Given task:
Isolate every line in the data with the string "name" and copy it.

== Material for the task ==

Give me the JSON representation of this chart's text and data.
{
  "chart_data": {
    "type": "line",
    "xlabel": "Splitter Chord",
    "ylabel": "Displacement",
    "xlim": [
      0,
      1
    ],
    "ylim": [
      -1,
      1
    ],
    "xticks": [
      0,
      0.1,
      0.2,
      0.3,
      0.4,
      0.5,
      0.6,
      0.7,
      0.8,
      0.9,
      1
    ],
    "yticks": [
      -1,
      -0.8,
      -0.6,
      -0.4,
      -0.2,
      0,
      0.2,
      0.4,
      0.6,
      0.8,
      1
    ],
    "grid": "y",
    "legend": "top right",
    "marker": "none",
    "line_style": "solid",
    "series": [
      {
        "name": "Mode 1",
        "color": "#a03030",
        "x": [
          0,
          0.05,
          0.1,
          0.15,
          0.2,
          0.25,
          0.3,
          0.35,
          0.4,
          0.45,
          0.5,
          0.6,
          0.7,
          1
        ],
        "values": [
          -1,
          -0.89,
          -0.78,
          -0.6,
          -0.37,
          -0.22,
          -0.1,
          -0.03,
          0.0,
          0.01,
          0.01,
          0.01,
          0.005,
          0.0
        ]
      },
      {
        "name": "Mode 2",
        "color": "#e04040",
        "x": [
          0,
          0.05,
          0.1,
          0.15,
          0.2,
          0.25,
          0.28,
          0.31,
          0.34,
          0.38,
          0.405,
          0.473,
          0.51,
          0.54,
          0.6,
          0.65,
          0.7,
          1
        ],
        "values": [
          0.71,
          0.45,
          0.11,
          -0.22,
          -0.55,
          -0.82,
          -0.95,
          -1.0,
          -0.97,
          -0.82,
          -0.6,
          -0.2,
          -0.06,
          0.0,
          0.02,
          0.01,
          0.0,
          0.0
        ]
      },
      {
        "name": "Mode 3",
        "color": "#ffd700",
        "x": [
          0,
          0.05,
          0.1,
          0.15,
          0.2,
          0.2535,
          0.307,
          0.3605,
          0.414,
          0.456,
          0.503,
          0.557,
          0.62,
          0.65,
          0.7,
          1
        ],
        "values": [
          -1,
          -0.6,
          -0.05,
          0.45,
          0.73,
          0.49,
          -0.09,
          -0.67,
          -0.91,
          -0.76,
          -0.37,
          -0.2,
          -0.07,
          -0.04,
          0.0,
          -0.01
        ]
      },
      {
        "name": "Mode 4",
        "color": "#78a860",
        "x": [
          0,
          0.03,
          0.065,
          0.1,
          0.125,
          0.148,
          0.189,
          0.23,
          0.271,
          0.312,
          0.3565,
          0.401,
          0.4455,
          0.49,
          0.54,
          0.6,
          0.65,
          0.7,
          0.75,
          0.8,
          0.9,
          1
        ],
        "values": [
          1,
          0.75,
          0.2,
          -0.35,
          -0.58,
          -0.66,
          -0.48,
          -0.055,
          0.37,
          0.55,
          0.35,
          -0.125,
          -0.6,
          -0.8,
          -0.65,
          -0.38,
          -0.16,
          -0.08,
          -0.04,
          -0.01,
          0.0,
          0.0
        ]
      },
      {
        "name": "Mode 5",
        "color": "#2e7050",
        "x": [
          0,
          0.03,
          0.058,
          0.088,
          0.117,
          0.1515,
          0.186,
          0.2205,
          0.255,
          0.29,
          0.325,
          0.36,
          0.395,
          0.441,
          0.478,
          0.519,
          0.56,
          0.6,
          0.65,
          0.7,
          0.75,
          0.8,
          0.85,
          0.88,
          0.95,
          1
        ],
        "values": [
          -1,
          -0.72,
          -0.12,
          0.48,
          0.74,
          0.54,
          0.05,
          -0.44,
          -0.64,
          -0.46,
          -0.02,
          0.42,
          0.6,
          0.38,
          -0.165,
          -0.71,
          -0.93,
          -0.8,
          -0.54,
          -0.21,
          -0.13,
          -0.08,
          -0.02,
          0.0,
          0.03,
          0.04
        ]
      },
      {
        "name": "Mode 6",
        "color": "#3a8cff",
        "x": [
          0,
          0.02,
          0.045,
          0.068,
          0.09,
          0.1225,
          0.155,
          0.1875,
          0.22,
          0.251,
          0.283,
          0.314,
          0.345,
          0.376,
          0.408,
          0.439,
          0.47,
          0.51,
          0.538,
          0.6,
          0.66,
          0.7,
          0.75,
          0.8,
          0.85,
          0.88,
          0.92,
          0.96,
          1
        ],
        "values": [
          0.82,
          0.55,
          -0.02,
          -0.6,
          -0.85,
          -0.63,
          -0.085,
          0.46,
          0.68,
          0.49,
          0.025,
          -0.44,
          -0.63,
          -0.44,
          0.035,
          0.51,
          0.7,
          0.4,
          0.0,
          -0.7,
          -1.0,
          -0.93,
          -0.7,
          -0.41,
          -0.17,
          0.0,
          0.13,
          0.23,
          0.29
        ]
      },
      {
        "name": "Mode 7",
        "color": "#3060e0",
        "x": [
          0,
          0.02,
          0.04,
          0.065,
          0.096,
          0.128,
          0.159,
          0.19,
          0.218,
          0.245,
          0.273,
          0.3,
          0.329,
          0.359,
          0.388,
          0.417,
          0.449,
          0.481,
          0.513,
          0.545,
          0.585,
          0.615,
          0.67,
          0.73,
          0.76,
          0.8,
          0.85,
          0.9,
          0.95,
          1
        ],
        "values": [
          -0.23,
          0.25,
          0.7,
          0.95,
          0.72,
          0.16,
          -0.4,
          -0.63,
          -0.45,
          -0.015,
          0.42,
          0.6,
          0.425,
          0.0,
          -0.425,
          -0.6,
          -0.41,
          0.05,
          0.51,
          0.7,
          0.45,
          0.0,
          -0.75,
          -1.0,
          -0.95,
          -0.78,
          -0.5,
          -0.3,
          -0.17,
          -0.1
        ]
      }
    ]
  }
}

===

Expected answer:
        "name": "Mode 1",
        "name": "Mode 2",
        "name": "Mode 3",
        "name": "Mode 4",
        "name": "Mode 5",
        "name": "Mode 6",
        "name": "Mode 7",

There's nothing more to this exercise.